CHALLENGE - Make a tally of the lines in the records that include the string "RESIDENT", and give only that number.

DATASET ENTRIES -
══════
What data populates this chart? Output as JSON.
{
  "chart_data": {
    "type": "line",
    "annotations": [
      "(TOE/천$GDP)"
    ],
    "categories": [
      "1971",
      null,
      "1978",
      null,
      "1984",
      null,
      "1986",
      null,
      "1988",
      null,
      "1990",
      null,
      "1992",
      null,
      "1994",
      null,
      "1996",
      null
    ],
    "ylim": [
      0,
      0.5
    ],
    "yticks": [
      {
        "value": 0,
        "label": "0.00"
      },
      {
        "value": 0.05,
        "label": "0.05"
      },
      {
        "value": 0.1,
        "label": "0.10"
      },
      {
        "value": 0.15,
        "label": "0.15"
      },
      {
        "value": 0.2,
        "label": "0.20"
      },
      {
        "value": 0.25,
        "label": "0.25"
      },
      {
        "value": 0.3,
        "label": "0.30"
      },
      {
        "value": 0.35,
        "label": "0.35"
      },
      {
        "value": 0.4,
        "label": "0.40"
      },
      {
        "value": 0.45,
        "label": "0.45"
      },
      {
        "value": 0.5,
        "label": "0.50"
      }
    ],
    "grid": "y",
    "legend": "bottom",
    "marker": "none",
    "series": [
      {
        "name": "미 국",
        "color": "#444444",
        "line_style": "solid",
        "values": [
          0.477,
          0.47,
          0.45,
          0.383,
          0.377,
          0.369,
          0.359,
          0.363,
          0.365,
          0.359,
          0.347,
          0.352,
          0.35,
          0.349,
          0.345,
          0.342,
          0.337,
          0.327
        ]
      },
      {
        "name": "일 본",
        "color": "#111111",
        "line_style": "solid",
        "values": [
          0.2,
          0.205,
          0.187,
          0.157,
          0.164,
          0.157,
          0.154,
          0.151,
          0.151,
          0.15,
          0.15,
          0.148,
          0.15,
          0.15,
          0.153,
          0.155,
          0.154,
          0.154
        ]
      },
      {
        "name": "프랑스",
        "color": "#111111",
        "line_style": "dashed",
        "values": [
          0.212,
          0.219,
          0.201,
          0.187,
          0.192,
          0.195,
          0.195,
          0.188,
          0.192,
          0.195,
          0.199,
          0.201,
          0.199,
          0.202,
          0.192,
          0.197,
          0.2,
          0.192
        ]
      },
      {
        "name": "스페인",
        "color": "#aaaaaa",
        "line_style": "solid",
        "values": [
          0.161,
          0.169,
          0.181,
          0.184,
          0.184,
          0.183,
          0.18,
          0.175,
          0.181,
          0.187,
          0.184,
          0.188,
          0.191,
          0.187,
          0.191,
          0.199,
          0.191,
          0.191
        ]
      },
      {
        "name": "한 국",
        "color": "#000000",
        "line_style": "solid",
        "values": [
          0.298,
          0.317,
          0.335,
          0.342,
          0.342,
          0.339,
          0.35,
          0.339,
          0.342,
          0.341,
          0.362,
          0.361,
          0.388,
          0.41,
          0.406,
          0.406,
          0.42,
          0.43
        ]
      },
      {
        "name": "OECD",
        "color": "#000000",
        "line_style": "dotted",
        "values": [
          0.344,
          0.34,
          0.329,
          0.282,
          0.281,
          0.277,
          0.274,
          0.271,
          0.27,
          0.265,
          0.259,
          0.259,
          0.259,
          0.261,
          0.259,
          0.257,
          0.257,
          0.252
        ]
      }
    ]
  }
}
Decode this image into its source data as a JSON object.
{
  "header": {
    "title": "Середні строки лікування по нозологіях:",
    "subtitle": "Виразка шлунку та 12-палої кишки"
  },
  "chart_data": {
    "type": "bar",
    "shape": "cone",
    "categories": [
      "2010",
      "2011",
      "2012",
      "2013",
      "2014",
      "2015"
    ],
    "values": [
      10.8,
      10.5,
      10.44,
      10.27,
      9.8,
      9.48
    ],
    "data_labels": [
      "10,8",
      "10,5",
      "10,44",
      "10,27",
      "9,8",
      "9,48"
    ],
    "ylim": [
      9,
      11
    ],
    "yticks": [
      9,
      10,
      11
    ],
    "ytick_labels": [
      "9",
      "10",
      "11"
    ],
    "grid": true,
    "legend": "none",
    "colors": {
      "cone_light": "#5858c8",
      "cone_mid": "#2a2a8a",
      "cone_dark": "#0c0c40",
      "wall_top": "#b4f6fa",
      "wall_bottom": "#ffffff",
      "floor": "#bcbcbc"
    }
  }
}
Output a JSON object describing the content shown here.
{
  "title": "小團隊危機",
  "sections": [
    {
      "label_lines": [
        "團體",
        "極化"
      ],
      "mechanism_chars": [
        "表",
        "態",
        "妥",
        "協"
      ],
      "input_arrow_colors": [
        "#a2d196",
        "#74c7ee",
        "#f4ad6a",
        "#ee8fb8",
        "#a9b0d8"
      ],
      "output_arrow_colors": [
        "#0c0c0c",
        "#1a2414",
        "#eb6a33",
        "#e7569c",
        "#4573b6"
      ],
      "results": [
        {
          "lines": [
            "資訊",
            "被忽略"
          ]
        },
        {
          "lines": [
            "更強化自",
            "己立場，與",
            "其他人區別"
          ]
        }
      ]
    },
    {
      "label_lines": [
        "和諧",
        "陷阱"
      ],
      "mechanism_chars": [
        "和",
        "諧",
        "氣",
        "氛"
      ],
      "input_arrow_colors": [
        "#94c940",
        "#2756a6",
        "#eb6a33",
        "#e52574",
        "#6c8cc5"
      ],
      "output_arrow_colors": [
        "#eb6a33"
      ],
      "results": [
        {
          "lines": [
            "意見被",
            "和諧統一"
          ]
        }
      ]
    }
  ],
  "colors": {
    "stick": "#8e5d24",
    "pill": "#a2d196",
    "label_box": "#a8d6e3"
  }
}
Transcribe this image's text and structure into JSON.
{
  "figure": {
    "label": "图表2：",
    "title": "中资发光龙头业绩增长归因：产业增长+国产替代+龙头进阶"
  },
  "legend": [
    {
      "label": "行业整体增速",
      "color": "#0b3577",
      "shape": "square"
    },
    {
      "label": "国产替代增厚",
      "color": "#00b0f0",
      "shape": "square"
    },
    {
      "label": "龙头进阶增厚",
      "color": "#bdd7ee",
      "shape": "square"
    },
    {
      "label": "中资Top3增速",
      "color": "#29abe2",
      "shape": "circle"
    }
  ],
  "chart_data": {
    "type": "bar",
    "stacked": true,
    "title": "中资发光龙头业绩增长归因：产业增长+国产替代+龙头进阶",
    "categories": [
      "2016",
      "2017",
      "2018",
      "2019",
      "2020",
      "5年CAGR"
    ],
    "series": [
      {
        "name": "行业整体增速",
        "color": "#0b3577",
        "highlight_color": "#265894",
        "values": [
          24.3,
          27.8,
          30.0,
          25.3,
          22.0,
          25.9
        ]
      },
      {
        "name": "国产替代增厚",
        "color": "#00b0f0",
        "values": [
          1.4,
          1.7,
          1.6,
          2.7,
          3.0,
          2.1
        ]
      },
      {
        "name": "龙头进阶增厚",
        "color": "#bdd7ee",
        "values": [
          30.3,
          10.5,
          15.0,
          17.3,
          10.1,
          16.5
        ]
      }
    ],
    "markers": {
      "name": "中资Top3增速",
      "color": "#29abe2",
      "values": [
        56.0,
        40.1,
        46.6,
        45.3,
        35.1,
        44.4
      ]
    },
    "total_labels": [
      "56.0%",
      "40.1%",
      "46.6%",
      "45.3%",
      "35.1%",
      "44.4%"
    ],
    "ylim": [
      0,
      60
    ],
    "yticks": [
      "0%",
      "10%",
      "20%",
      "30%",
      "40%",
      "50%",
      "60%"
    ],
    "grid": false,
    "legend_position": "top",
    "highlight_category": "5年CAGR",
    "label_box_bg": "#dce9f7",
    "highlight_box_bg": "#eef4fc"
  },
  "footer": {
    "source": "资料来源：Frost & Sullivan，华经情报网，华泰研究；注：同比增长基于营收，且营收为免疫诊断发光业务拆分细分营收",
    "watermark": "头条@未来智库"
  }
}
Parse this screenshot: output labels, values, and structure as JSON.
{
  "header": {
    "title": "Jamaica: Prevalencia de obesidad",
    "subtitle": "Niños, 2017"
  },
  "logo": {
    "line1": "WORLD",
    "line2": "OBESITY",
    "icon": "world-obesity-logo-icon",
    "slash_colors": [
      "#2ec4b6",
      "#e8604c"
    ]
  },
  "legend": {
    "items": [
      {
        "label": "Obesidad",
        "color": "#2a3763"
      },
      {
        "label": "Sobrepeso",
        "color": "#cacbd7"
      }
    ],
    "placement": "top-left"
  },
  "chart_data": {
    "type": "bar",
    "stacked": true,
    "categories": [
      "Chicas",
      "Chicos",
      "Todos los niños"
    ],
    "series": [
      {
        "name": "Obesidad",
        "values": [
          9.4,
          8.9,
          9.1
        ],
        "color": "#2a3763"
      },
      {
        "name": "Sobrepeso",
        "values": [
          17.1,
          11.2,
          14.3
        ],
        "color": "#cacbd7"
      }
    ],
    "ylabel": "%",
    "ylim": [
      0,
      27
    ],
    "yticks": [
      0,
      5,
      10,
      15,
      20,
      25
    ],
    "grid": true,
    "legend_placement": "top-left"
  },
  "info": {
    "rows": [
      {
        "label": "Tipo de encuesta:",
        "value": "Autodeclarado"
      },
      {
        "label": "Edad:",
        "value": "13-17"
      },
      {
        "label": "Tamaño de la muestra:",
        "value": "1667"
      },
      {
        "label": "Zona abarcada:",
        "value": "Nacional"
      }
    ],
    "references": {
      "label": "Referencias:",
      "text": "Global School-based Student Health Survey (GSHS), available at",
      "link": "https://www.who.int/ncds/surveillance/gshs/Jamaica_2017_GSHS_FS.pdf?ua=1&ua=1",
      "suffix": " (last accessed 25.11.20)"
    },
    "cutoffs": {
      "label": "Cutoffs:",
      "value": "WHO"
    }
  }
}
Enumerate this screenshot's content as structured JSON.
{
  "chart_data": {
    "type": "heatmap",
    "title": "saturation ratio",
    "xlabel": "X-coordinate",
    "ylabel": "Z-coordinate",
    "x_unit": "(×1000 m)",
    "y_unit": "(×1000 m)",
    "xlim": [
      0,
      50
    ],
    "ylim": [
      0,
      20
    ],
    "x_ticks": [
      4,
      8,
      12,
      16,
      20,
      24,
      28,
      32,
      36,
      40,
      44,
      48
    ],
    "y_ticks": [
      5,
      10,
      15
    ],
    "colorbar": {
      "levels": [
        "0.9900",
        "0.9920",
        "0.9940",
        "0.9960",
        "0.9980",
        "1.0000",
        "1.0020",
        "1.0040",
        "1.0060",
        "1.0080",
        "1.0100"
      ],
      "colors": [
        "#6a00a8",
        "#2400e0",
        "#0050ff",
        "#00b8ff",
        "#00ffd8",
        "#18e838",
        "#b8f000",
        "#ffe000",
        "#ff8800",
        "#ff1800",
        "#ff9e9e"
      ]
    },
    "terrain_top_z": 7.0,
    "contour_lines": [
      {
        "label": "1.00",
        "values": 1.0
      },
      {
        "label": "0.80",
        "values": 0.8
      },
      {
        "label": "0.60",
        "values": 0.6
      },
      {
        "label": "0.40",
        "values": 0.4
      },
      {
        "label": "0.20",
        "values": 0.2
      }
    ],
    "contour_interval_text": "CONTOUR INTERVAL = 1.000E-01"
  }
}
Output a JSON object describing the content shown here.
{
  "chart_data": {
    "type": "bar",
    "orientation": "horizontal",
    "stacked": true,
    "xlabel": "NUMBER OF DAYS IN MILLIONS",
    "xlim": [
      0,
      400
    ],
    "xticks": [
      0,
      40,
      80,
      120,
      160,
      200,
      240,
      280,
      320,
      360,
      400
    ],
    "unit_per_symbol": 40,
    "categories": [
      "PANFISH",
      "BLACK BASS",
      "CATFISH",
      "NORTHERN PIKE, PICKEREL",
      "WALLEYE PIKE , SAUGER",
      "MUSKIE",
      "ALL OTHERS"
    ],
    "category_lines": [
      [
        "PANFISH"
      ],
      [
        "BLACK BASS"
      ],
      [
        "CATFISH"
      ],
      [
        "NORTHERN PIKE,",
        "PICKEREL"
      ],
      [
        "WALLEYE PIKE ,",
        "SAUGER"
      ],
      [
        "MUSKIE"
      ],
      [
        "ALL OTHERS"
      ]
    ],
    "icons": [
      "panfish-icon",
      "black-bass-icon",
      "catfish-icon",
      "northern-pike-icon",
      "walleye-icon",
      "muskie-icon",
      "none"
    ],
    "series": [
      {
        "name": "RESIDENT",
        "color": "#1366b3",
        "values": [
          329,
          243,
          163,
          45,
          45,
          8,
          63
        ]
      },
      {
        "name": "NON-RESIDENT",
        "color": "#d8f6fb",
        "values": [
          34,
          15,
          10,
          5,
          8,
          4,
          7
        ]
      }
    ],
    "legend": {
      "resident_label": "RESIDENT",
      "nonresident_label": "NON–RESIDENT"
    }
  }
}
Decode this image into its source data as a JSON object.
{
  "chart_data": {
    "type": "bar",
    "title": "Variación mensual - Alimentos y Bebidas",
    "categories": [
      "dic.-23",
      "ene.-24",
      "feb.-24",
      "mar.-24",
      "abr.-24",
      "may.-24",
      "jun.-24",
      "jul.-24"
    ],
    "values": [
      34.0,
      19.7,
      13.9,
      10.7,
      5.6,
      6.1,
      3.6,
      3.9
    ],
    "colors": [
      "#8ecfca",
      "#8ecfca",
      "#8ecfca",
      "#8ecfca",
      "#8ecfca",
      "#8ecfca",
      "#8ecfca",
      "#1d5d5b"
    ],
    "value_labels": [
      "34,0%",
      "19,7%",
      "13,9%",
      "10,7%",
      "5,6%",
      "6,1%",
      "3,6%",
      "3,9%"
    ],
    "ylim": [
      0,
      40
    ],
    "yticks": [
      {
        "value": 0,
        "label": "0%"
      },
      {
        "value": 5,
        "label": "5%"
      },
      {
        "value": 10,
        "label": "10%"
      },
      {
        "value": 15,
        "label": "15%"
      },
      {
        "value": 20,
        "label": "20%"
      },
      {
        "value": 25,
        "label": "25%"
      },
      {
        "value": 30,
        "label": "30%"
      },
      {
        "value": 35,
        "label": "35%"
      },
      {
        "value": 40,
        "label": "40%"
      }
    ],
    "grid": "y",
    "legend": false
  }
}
══════
WRITTEN ANSWER - 4